• [WHAT IS NEEDED]
Work through the data below line by line and say how many lines hold "Tailwind"; give only the number.

• [RAW RECORDS]
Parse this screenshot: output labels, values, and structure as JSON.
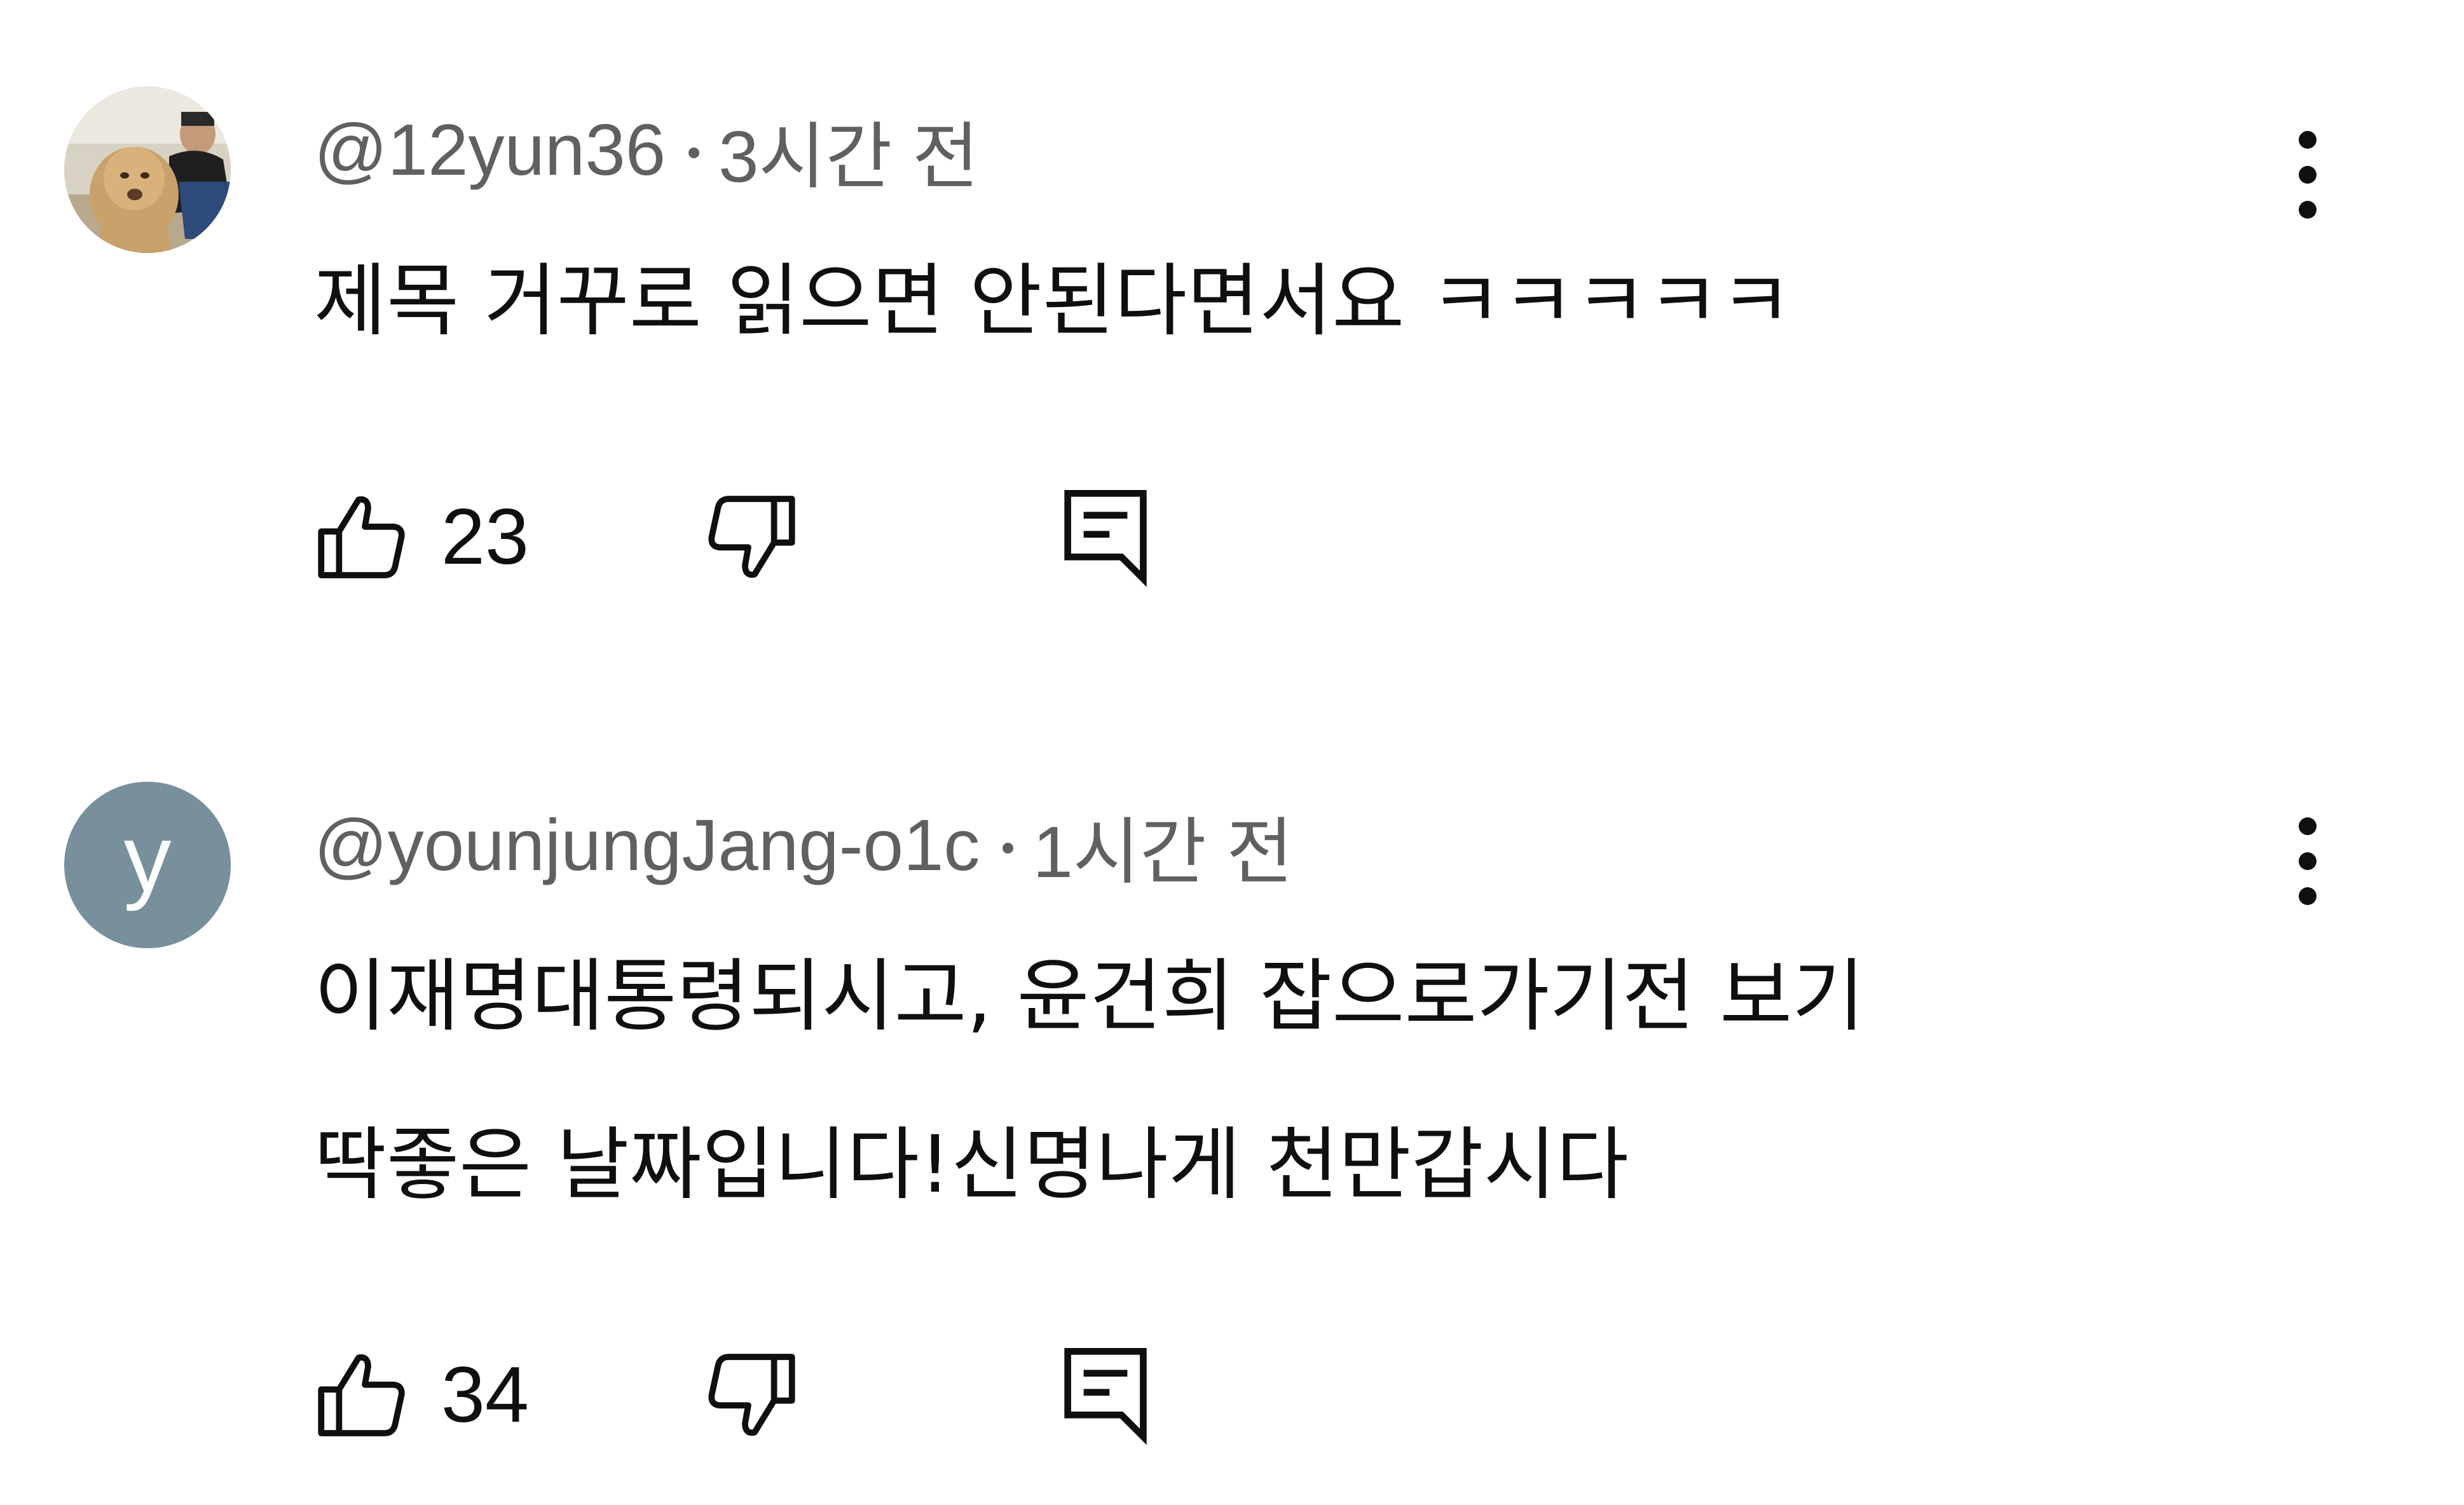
{
  "comments": [
    {
      "author": "@12yun36",
      "time": "3시간 전",
      "avatar_icon": "user-photo-avatar",
      "avatar_letter": "",
      "text_lines": [
        "제목 거꾸로 읽으면 안된다면서요 ㅋㅋㅋㅋㅋ"
      ],
      "likes": "23",
      "icons": {
        "like": "thumbs-up-icon",
        "dislike": "thumbs-down-icon",
        "reply": "reply-comment-icon",
        "more": "more-vertical-icon"
      }
    },
    {
      "author": "@younjungJang-o1c",
      "time": "1시간 전",
      "avatar_icon": "letter-avatar",
      "avatar_letter": "y",
      "avatar_color": "#78909c",
      "text_lines": [
        "이재명대통령되시고, 윤건희 잡으로가기전 보기",
        "딱좋은 날짜입니다!신명나게 천만갑시다"
      ],
      "likes": "34",
      "icons": {
        "like": "thumbs-up-icon",
        "dislike": "thumbs-down-icon",
        "reply": "reply-comment-icon",
        "more": "more-vertical-icon"
      }
    }
  ]
}
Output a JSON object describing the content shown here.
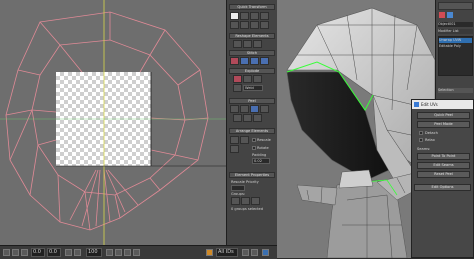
{
  "tool_panel": {
    "quick_transform": "Quick Transform",
    "reshape_elements": "Reshape Elements",
    "stitch": "Stitch",
    "explode": "Explode",
    "weld": "Weld",
    "peel": "Peel",
    "arrange_elements": "Arrange Elements",
    "rescale_label": "Rescale",
    "rotate_label": "Rotate",
    "padding_label": "Padding",
    "padding_value": "0.02",
    "element_properties": "Element Properties",
    "rescale_priority": "Rescale Priority",
    "groups_label": "Groups:",
    "no_groups": "0 groups selected"
  },
  "bottom_bar": {
    "zoom_value": "100",
    "u_value": "0.0",
    "v_value": "0.0",
    "all_ids": "All IDs"
  },
  "command_panel": {
    "object_name": "Object001",
    "modifier_list": "Modifier List",
    "stack_items": [
      "Unwrap UVW",
      "Editable Poly"
    ],
    "selection_label": "Selection"
  },
  "peel_dialog": {
    "title": "Edit UVs",
    "quick_peel": "Quick Peel",
    "peel_mode": "Peel Mode",
    "detach": "Detach",
    "relax": "Relax",
    "seams_label": "Seams:",
    "point_to_point": "Point To Point",
    "edit_seams": "Edit Seams",
    "reset_peel": "Reset Peel",
    "edit_options": "Edit Options"
  },
  "colors": {
    "uv_background": "#6e6e6e",
    "uv_edges": "#e08a96",
    "axis_yellow": "#d8d84a",
    "axis_green": "#6fcf6f",
    "selection_green": "#39ff39",
    "mesh_light": "#cfcfcf",
    "mesh_dark": "#1e1e1e",
    "dialog_title_bg": "#e9e9e9",
    "selection_blue": "#2f6fb0"
  }
}
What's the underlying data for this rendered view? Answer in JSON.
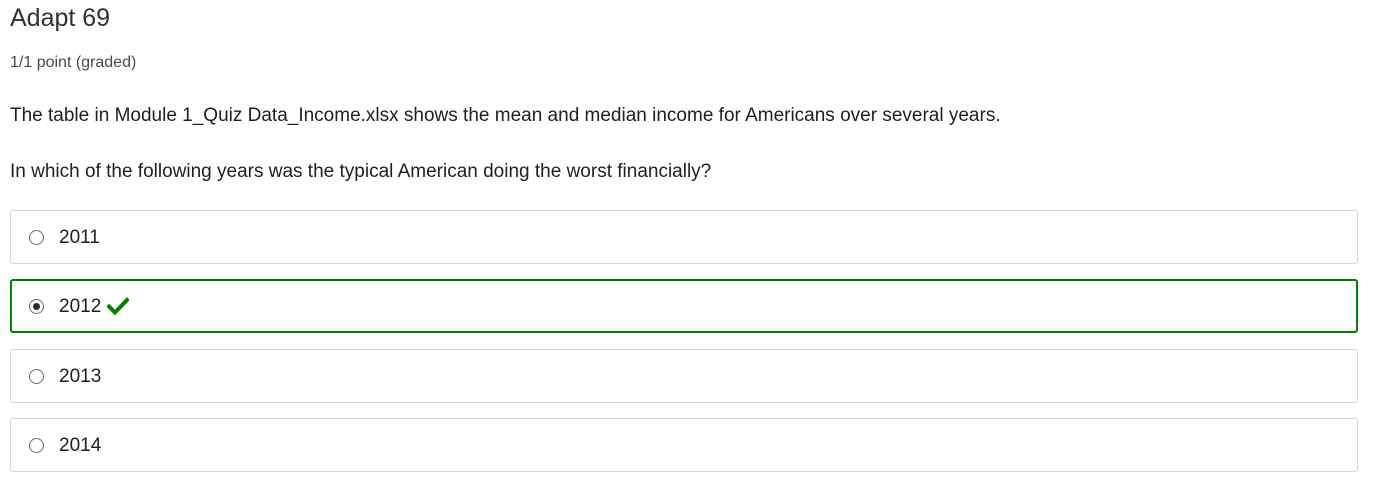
{
  "problem": {
    "title": "Adapt 69",
    "points": "1/1 point (graded)",
    "paragraph1": "The table in Module 1_Quiz Data_Income.xlsx shows the mean and median income for Americans over several years.",
    "question": "In which of the following years was the typical American doing the worst financially?"
  },
  "choices": [
    {
      "label": "2011",
      "selected": false,
      "status": ""
    },
    {
      "label": "2012",
      "selected": true,
      "status": "correct",
      "status_icon": "check-icon"
    },
    {
      "label": "2013",
      "selected": false,
      "status": ""
    },
    {
      "label": "2014",
      "selected": false,
      "status": ""
    }
  ],
  "colors": {
    "correct": "#008100",
    "border": "#d6d6d6",
    "text": "#313131"
  }
}
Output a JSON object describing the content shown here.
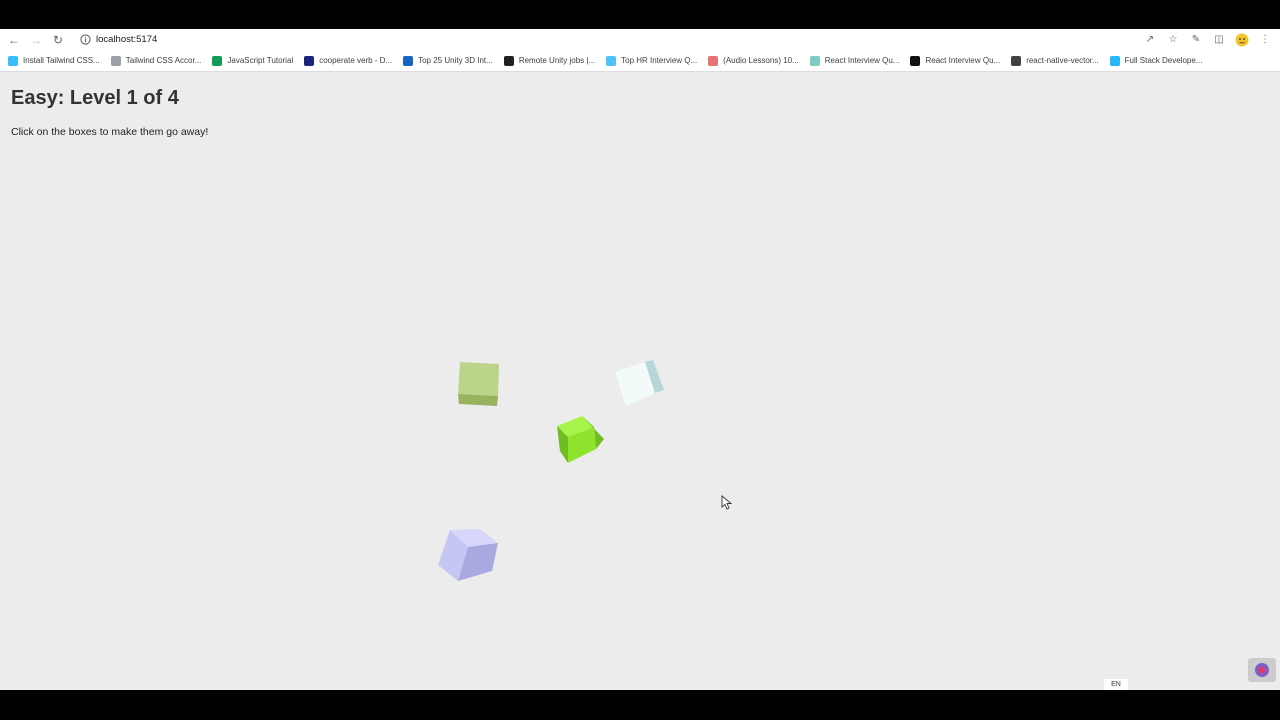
{
  "browser": {
    "url": "localhost:5174",
    "bookmarks": [
      {
        "label": "Install Tailwind CSS...",
        "color": "#38bdf8"
      },
      {
        "label": "Tailwind CSS Accor...",
        "color": "#9aa0a6"
      },
      {
        "label": "JavaScript Tutorial",
        "color": "#0f9d58"
      },
      {
        "label": "cooperate verb - D...",
        "color": "#1a237e"
      },
      {
        "label": "Top 25 Unity 3D Int...",
        "color": "#1565c0"
      },
      {
        "label": "Remote Unity jobs |...",
        "color": "#212121"
      },
      {
        "label": "Top HR Interview Q...",
        "color": "#4fc3f7"
      },
      {
        "label": "(Audio Lessons) 10...",
        "color": "#e57373"
      },
      {
        "label": "React Interview Qu...",
        "color": "#80cbc4"
      },
      {
        "label": "React Interview Qu...",
        "color": "#111111"
      },
      {
        "label": "react-native-vector...",
        "color": "#424242"
      },
      {
        "label": "Full Stack Develope...",
        "color": "#29b6f6"
      }
    ]
  },
  "game": {
    "title": "Easy: Level 1 of 4",
    "instructions": "Click on the boxes to make them go away!",
    "cubes": [
      {
        "name": "olive",
        "top": "#bcd38a",
        "left": "#aac371",
        "right": "#99b25f"
      },
      {
        "name": "ice",
        "top": "#f2fafa",
        "left": "#e6f5f6",
        "right": "#b7d6d9"
      },
      {
        "name": "lime",
        "top": "#a8f44a",
        "left": "#8fe32c",
        "right": "#6fbd21"
      },
      {
        "name": "lavender",
        "top": "#d7d7fb",
        "left": "#c6c6f4",
        "right": "#a9a9e0"
      }
    ]
  },
  "taskbar": {
    "language": "EN"
  }
}
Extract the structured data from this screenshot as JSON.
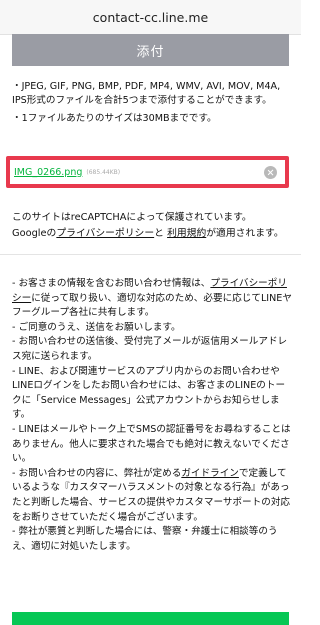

• [RESULT OF THE EXERCISE]
2